-- Start RECORDS FOR THIS TASK --
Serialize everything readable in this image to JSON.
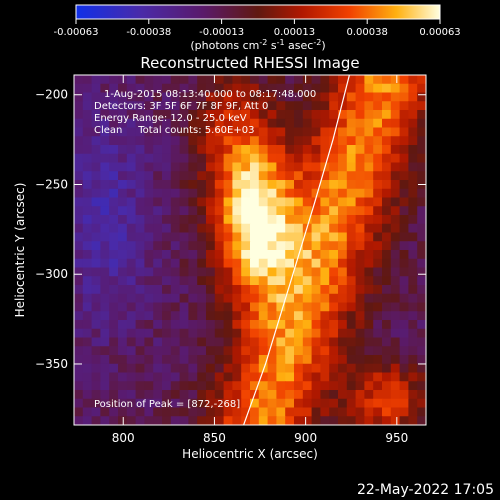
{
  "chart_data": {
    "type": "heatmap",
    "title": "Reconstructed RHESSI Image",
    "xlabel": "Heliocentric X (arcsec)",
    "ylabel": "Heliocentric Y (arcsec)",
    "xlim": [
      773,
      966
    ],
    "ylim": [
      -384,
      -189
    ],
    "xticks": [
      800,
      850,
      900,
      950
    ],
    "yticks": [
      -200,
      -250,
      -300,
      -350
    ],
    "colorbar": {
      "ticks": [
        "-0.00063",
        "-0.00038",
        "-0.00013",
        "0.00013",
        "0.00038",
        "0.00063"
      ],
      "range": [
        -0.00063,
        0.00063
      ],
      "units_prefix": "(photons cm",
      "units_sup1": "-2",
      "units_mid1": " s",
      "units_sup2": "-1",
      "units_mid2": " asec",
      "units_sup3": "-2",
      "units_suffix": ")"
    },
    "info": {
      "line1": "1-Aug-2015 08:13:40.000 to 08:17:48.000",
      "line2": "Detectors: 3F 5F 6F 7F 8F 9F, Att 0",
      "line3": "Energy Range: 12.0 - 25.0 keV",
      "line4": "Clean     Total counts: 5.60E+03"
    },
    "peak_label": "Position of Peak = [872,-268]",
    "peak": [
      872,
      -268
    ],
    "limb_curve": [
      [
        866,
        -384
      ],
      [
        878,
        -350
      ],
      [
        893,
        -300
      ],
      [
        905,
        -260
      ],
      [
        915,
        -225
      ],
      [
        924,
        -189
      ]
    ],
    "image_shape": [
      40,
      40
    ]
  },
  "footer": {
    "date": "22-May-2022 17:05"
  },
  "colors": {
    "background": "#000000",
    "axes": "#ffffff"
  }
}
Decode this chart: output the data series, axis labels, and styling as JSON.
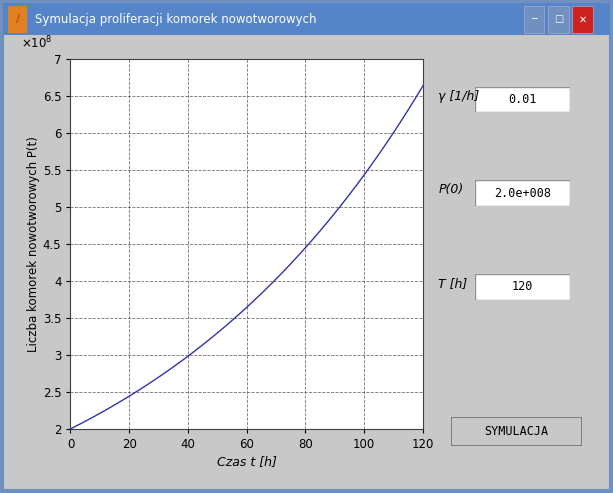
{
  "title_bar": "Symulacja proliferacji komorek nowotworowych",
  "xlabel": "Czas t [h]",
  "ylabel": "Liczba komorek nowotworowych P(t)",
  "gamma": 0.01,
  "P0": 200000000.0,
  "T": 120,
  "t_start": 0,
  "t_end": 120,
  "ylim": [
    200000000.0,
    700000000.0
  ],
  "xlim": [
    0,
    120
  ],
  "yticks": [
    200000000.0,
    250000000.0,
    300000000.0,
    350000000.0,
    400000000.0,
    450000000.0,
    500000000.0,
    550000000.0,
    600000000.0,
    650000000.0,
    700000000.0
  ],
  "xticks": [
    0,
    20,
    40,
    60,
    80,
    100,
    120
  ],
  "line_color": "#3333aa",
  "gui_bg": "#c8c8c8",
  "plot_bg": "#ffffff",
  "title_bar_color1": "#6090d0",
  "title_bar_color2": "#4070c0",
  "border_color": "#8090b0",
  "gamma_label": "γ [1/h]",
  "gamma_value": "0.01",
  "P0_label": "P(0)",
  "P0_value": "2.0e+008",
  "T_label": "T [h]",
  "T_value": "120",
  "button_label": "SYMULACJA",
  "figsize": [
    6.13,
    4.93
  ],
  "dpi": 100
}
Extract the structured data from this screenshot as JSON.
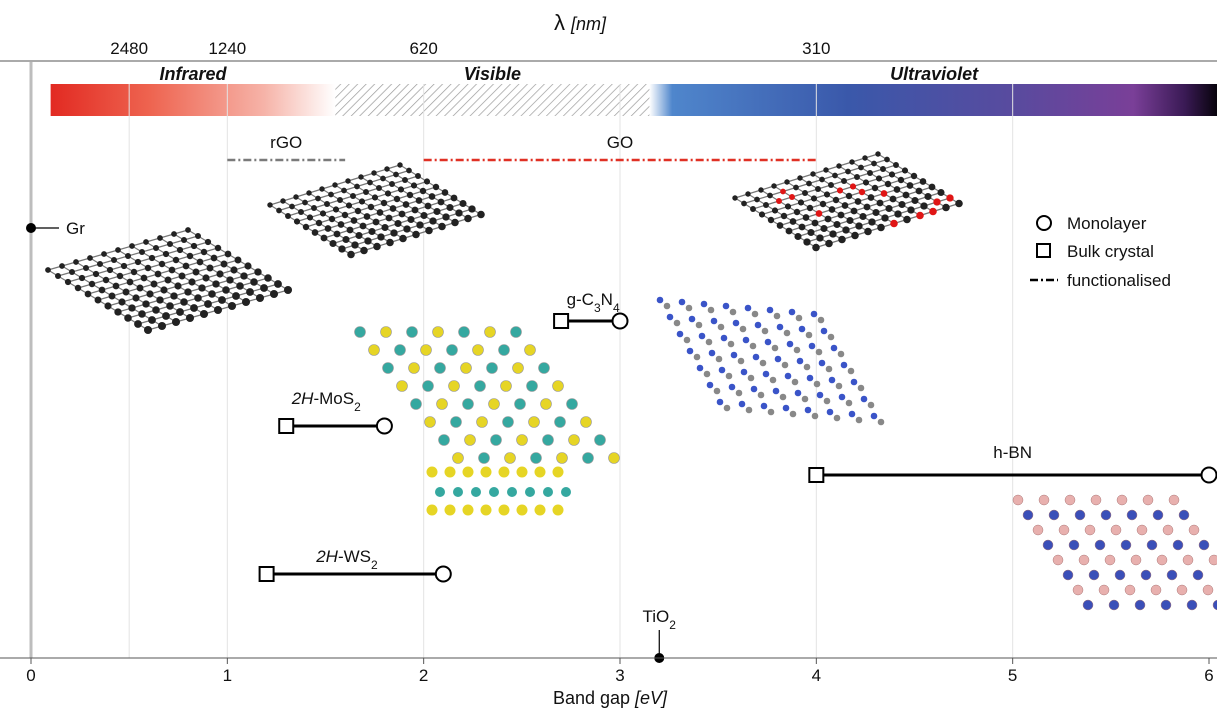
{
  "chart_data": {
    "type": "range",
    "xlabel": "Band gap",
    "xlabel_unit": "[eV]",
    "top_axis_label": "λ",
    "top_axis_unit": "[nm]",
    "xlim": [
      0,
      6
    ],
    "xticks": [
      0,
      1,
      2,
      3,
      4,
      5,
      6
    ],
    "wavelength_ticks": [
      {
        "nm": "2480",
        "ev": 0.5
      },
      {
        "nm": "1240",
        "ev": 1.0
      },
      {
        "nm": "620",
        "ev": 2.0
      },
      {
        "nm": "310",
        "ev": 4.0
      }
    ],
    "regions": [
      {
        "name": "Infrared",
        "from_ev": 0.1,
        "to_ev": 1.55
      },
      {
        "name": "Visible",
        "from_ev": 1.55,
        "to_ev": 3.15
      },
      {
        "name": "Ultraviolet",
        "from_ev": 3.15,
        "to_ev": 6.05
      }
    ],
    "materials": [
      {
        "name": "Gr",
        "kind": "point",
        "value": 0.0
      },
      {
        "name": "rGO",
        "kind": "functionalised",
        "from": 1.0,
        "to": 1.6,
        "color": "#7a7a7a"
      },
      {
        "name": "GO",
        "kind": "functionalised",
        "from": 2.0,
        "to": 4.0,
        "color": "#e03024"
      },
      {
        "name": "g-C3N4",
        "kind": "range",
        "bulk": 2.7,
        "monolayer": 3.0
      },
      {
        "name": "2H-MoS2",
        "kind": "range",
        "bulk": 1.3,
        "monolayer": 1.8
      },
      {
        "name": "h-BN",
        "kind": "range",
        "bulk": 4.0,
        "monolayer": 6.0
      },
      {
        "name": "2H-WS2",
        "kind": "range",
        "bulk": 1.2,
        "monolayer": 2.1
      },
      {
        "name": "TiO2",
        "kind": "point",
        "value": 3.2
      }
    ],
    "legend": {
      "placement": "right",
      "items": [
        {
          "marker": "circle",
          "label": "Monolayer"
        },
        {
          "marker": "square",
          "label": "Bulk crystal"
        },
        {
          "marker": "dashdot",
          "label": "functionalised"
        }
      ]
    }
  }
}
-- End RECORDS FOR THIS TASK --
**YOUR OBJECTIVE:** Transcribe every record above exactly, leaving out the pictures.

**REPLY TO THE TASK:**
Serialize everything readable in this image to JSON.
{
  "chart_data": {
    "type": "heatmap",
    "title": "Reconstructed RHESSI Image",
    "xlabel": "Heliocentric X (arcsec)",
    "ylabel": "Heliocentric Y (arcsec)",
    "xlim": [
      773,
      966
    ],
    "ylim": [
      -384,
      -189
    ],
    "xticks": [
      800,
      850,
      900,
      950
    ],
    "yticks": [
      -200,
      -250,
      -300,
      -350
    ],
    "colorbar": {
      "ticks": [
        "-0.00063",
        "-0.00038",
        "-0.00013",
        "0.00013",
        "0.00038",
        "0.00063"
      ],
      "range": [
        -0.00063,
        0.00063
      ],
      "units_prefix": "(photons cm",
      "units_sup1": "-2",
      "units_mid1": " s",
      "units_sup2": "-1",
      "units_mid2": " asec",
      "units_sup3": "-2",
      "units_suffix": ")"
    },
    "info": {
      "line1": "1-Aug-2015 08:13:40.000 to 08:17:48.000",
      "line2": "Detectors: 3F 5F 6F 7F 8F 9F, Att 0",
      "line3": "Energy Range: 12.0 - 25.0 keV",
      "line4": "Clean     Total counts: 5.60E+03"
    },
    "peak_label": "Position of Peak = [872,-268]",
    "peak": [
      872,
      -268
    ],
    "limb_curve": [
      [
        866,
        -384
      ],
      [
        878,
        -350
      ],
      [
        893,
        -300
      ],
      [
        905,
        -260
      ],
      [
        915,
        -225
      ],
      [
        924,
        -189
      ]
    ],
    "image_shape": [
      40,
      40
    ]
  },
  "footer": {
    "date": "22-May-2022 17:05"
  },
  "colors": {
    "background": "#000000",
    "axes": "#ffffff"
  }
}
Decode this chart: output the data series, axis labels, and styling as JSON.
{
  "title_bar": "Symulacja proliferacji komorek nowotworowych",
  "xlabel": "Czas t [h]",
  "ylabel": "Liczba komorek nowotworowych P(t)",
  "gamma": 0.01,
  "P0": 200000000.0,
  "T": 120,
  "t_start": 0,
  "t_end": 120,
  "ylim": [
    200000000.0,
    700000000.0
  ],
  "xlim": [
    0,
    120
  ],
  "yticks": [
    200000000.0,
    250000000.0,
    300000000.0,
    350000000.0,
    400000000.0,
    450000000.0,
    500000000.0,
    550000000.0,
    600000000.0,
    650000000.0,
    700000000.0
  ],
  "xticks": [
    0,
    20,
    40,
    60,
    80,
    100,
    120
  ],
  "line_color": "#3333aa",
  "gui_bg": "#c8c8c8",
  "plot_bg": "#ffffff",
  "title_bar_color1": "#6090d0",
  "title_bar_color2": "#4070c0",
  "border_color": "#8090b0",
  "gamma_label": "γ [1/h]",
  "gamma_value": "0.01",
  "P0_label": "P(0)",
  "P0_value": "2.0e+008",
  "T_label": "T [h]",
  "T_value": "120",
  "button_label": "SYMULACJA",
  "figsize": [
    6.13,
    4.93
  ],
  "dpi": 100
}
Extract the structured data from this screenshot as JSON.
{
  "chart_data": {
    "type": "range",
    "xlabel": "Band gap",
    "xlabel_unit": "[eV]",
    "top_axis_label": "λ",
    "top_axis_unit": "[nm]",
    "xlim": [
      0,
      6
    ],
    "xticks": [
      0,
      1,
      2,
      3,
      4,
      5,
      6
    ],
    "wavelength_ticks": [
      {
        "nm": "2480",
        "ev": 0.5
      },
      {
        "nm": "1240",
        "ev": 1.0
      },
      {
        "nm": "620",
        "ev": 2.0
      },
      {
        "nm": "310",
        "ev": 4.0
      }
    ],
    "regions": [
      {
        "name": "Infrared",
        "from_ev": 0.1,
        "to_ev": 1.55
      },
      {
        "name": "Visible",
        "from_ev": 1.55,
        "to_ev": 3.15
      },
      {
        "name": "Ultraviolet",
        "from_ev": 3.15,
        "to_ev": 6.05
      }
    ],
    "materials": [
      {
        "name": "Gr",
        "kind": "point",
        "value": 0.0
      },
      {
        "name": "rGO",
        "kind": "functionalised",
        "from": 1.0,
        "to": 1.6,
        "color": "#7a7a7a"
      },
      {
        "name": "GO",
        "kind": "functionalised",
        "from": 2.0,
        "to": 4.0,
        "color": "#e03024"
      },
      {
        "name": "g-C3N4",
        "kind": "range",
        "bulk": 2.7,
        "monolayer": 3.0
      },
      {
        "name": "2H-MoS2",
        "kind": "range",
        "bulk": 1.3,
        "monolayer": 1.8
      },
      {
        "name": "h-BN",
        "kind": "range",
        "bulk": 4.0,
        "monolayer": 6.0
      },
      {
        "name": "2H-WS2",
        "kind": "range",
        "bulk": 1.2,
        "monolayer": 2.1
      },
      {
        "name": "TiO2",
        "kind": "point",
        "value": 3.2
      }
    ],
    "legend": {
      "placement": "right",
      "items": [
        {
          "marker": "circle",
          "label": "Monolayer"
        },
        {
          "marker": "square",
          "label": "Bulk crystal"
        },
        {
          "marker": "dashdot",
          "label": "functionalised"
        }
      ]
    }
  }
}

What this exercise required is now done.